■ Task instructions: From the listing below, extract each line containing the string "type".
****************************************
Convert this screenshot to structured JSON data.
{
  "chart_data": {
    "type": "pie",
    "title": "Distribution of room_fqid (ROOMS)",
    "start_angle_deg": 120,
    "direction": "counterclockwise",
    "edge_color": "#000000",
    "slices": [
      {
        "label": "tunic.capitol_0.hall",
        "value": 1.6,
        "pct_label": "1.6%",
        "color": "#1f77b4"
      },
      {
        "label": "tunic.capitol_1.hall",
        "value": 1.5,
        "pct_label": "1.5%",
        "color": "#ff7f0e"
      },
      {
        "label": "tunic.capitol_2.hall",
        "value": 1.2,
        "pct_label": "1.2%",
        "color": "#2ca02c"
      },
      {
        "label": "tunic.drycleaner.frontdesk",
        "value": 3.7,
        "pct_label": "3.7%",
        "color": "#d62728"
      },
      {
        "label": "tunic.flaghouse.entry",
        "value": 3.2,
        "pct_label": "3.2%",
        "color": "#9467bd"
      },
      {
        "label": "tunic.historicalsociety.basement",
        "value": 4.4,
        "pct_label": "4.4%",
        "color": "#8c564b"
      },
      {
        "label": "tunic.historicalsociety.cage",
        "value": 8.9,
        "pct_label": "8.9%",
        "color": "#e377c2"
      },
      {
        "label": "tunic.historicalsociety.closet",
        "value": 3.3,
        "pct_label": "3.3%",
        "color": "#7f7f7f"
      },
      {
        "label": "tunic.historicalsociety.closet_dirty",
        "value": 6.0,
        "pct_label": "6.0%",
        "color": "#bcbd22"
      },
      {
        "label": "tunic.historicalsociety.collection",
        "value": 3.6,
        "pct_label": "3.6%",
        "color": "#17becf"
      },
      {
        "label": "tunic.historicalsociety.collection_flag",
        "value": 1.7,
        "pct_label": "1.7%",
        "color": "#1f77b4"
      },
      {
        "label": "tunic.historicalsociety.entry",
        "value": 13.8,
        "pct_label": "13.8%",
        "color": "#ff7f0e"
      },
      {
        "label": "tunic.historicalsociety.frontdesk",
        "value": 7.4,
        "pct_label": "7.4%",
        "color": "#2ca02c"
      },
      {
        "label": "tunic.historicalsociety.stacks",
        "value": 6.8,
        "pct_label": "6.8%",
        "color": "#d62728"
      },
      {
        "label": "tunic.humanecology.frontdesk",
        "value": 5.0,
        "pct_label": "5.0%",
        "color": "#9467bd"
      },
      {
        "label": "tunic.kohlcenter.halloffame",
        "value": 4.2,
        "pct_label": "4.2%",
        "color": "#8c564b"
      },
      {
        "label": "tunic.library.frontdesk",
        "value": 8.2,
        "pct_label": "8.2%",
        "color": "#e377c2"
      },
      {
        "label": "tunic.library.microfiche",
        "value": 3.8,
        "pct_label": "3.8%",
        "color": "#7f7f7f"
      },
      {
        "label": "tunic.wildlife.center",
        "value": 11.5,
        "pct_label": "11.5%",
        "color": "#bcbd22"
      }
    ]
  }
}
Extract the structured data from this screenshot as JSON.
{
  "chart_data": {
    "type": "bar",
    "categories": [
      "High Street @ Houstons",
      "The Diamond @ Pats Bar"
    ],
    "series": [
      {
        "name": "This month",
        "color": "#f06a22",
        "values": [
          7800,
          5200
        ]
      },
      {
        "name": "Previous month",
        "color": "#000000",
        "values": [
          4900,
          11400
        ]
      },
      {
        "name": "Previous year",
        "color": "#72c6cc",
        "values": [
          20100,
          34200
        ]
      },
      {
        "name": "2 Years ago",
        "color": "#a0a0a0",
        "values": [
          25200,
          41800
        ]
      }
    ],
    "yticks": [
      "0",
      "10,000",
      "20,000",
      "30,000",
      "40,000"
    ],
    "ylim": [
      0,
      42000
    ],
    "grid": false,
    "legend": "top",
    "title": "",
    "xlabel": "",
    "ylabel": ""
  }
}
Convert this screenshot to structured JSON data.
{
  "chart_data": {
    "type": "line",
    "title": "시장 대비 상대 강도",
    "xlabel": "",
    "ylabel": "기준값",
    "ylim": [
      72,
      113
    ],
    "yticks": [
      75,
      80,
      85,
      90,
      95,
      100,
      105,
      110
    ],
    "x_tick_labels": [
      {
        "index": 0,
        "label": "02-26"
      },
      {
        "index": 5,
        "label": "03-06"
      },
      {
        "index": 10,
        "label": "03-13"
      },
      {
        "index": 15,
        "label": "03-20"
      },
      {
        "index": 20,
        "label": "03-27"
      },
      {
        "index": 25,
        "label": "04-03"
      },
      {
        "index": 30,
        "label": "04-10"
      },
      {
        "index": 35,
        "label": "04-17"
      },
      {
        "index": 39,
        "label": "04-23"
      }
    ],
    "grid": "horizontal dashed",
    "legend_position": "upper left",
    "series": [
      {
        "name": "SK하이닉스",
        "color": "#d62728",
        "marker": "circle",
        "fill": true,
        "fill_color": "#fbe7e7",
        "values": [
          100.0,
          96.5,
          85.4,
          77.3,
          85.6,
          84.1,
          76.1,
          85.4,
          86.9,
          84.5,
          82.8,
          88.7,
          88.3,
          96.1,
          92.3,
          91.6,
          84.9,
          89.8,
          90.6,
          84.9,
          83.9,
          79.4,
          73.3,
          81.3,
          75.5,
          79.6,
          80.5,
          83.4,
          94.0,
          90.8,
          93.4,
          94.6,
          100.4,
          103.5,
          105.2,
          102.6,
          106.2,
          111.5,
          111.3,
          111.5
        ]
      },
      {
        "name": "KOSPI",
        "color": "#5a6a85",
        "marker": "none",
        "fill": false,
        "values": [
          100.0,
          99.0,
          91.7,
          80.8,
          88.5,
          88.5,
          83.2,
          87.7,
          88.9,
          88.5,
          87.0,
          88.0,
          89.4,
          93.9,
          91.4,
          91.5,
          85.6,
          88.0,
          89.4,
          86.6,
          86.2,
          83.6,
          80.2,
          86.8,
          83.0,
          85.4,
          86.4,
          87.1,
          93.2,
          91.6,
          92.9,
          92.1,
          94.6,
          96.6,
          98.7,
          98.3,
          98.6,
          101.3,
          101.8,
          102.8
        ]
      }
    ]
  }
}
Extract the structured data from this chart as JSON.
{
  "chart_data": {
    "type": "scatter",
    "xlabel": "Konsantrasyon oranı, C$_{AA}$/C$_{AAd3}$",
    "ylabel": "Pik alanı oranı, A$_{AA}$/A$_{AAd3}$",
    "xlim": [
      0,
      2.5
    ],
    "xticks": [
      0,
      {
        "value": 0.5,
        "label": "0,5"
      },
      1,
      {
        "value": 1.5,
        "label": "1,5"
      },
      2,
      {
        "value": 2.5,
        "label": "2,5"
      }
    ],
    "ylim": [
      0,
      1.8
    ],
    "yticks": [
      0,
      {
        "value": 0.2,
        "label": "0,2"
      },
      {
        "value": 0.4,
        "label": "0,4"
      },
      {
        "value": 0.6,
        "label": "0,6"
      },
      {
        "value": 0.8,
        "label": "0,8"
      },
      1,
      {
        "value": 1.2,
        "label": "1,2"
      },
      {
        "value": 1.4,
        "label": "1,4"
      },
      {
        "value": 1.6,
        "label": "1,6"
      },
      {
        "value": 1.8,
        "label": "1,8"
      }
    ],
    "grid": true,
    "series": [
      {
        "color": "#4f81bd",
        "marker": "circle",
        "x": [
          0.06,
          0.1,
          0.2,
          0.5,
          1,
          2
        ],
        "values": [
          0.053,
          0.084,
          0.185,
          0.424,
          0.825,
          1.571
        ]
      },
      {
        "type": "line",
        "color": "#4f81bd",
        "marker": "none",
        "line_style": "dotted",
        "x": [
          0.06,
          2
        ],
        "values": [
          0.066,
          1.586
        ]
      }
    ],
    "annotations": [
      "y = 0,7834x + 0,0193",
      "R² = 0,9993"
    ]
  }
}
****************************************
■ Correct answer:
    "type": "pie",
    "type": "bar",
    "type": "line",
    "type": "scatter",
        "type": "line",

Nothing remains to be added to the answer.